TEXT —
Can't stop crying. Feel so useless. Have nothing left to give. I just don't know what to do any more. I feel like a shell, going through the motions, doing a good ipmression of coping but constantly screaming inside.
Feel so selfish as at least my DH will come home so i should be coping, i should stop feeling so sprry for myself. There are people in much worse situations than me. What gives me the right to wallow in self pity. But i just can't stop.
I hate my life at the moment. That is a horrid thing to feel as i have 2 fantastic children. Why can i not just be happy?

OP posts:
wurlywurly · 02/01/2007 20:52

i felt like that new years eve something set me off - i really dont know what - but took a bottle of vodka and 100 painkillers up to the bathroom - but could go thru with it, all i kept thinking was "what if ds1 finds me"

jingleboobs · 02/01/2007 20:53

im so orry imsure things will get better i hope you have someone to talk too

im around if u ever want to

asleep · 02/01/2007 20:54

you are going through a very stressful time atm. i think you have to allow yourself to feel like this for a while. accept these emotions and feelings, let them all out and then you can move forward to happier times when DH will be home.

EXERCISE OBJECTIVE — Return the forum thread's wording from "im so orry imsure" to "will be home.", with nothing changed.

STORED DATA —
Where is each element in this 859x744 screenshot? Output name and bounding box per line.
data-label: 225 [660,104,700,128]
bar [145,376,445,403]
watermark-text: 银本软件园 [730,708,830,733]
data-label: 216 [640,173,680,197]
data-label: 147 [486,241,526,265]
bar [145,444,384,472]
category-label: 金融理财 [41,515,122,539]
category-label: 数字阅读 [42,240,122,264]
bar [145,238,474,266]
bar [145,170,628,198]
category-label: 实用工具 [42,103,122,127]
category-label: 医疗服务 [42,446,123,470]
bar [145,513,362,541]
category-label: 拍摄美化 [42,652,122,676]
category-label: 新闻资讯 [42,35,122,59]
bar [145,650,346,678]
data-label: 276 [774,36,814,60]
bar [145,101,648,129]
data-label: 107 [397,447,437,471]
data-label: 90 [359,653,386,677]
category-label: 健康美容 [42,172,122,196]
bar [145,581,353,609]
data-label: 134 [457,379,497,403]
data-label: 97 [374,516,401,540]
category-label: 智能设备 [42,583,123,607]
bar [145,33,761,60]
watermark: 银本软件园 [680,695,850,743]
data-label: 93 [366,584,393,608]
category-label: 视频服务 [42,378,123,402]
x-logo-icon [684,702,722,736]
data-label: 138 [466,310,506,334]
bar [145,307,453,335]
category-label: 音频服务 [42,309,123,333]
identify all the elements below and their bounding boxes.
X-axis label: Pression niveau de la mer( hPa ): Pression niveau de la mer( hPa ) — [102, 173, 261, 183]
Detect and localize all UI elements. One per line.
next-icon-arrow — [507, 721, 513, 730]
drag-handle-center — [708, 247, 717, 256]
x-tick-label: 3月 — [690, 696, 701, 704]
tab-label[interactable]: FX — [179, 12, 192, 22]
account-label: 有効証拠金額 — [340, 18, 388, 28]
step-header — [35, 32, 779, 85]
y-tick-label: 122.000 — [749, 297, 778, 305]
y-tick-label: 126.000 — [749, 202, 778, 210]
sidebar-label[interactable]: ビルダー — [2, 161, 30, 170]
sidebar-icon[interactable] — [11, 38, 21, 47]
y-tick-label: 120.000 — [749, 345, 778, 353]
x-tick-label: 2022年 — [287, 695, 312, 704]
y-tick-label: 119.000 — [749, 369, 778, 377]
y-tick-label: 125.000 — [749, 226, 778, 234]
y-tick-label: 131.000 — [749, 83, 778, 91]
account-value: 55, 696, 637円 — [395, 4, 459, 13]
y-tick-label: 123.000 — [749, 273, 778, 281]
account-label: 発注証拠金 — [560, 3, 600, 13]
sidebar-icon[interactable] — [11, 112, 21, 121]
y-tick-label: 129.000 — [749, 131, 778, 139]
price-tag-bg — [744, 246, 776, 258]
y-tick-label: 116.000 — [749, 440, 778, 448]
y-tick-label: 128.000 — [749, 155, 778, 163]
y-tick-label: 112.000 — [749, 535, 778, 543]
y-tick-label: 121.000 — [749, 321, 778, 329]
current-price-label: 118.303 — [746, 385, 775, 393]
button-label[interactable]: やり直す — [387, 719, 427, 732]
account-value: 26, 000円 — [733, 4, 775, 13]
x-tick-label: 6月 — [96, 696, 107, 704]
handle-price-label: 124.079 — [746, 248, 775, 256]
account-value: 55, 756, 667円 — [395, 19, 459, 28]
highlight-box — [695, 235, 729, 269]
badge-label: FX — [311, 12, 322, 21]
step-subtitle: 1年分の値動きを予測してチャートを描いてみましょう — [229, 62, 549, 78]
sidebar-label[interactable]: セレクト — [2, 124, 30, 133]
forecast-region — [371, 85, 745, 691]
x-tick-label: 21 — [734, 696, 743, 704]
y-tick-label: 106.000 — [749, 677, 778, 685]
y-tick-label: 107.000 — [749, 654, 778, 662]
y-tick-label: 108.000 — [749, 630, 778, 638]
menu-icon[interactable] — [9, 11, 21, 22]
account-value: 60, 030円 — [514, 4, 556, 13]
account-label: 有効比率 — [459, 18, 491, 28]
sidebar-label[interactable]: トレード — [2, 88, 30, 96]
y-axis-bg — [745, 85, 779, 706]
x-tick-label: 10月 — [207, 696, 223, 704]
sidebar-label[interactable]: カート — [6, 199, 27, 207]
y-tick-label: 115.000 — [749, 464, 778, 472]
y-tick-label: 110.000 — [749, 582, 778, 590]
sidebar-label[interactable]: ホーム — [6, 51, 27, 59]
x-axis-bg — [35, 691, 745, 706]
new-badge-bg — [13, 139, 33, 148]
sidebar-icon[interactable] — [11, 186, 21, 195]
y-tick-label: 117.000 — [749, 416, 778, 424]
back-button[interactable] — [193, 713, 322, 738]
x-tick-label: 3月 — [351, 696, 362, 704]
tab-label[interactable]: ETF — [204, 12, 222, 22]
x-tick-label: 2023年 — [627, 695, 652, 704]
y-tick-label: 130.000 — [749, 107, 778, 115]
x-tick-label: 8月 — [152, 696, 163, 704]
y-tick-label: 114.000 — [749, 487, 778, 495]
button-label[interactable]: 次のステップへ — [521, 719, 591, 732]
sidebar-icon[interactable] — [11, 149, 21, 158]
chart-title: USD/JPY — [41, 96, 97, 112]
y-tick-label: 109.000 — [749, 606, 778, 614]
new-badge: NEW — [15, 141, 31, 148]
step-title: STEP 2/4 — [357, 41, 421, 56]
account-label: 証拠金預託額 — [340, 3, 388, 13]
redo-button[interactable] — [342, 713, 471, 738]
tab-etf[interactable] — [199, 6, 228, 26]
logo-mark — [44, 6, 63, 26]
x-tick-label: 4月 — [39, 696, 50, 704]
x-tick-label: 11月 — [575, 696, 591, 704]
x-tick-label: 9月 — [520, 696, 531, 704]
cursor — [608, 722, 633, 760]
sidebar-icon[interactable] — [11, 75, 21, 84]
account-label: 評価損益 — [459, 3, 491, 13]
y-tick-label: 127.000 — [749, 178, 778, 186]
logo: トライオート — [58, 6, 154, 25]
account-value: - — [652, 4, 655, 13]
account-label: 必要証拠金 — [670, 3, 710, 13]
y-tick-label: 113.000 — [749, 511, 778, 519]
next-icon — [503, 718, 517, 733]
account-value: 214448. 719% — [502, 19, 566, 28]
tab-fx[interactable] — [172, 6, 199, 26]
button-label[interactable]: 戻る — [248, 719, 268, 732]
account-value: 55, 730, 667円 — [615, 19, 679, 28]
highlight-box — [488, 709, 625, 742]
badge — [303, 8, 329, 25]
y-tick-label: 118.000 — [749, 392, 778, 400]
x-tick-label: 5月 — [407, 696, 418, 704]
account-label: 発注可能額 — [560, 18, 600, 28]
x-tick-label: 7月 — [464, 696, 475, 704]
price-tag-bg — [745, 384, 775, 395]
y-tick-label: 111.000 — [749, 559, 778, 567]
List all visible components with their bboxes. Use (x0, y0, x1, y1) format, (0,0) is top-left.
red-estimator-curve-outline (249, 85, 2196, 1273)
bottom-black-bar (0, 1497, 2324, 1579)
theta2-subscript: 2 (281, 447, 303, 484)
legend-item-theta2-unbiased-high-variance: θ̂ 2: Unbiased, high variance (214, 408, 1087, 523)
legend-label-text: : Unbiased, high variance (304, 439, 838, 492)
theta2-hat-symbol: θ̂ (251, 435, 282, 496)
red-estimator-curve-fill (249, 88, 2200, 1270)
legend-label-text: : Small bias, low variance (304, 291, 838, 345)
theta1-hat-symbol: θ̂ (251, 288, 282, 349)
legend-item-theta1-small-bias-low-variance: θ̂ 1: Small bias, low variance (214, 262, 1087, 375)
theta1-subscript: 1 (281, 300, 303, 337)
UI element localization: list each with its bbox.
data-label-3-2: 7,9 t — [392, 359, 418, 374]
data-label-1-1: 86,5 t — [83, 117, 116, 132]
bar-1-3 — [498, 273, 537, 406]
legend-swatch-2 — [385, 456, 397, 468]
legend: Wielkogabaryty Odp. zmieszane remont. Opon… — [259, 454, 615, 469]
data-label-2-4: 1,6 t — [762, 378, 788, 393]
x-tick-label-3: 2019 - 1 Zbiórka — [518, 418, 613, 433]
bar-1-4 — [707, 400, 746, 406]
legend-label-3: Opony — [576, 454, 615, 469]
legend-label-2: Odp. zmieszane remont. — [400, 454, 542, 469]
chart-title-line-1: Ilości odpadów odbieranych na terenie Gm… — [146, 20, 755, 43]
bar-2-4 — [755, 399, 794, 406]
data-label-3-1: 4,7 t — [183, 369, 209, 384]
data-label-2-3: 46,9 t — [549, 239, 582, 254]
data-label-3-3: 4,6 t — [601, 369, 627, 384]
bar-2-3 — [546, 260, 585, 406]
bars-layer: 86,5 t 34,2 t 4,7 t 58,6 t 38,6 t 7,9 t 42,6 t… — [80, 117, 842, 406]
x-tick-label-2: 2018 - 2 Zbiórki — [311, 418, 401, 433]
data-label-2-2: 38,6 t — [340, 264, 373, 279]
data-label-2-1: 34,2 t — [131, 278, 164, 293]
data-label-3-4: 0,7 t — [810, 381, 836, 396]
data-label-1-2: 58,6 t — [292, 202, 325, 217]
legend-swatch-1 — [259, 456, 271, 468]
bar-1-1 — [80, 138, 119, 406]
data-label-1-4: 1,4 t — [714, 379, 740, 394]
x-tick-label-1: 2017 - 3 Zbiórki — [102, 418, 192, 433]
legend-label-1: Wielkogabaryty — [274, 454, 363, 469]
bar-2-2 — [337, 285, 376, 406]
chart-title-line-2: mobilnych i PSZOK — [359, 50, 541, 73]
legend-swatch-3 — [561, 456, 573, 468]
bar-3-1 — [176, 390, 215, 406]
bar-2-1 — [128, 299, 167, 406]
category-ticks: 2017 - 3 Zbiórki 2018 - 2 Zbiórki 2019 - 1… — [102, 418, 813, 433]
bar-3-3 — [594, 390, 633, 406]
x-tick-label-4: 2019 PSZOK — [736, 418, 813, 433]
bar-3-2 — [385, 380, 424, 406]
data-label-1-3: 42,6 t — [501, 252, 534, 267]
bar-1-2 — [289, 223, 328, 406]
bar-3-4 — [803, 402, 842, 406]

TASK SOLUTION —
im so orry imsure things will get better i hope you have someone to talk too

im around if u ever want to

asleep · 02/01/2007 20:54

you are going through a very stressful time atm. i think you have to allow yourself to feel like this for a while. accept these emotions and feelings, let them all out and then you can move forward to happier times when DH will be home.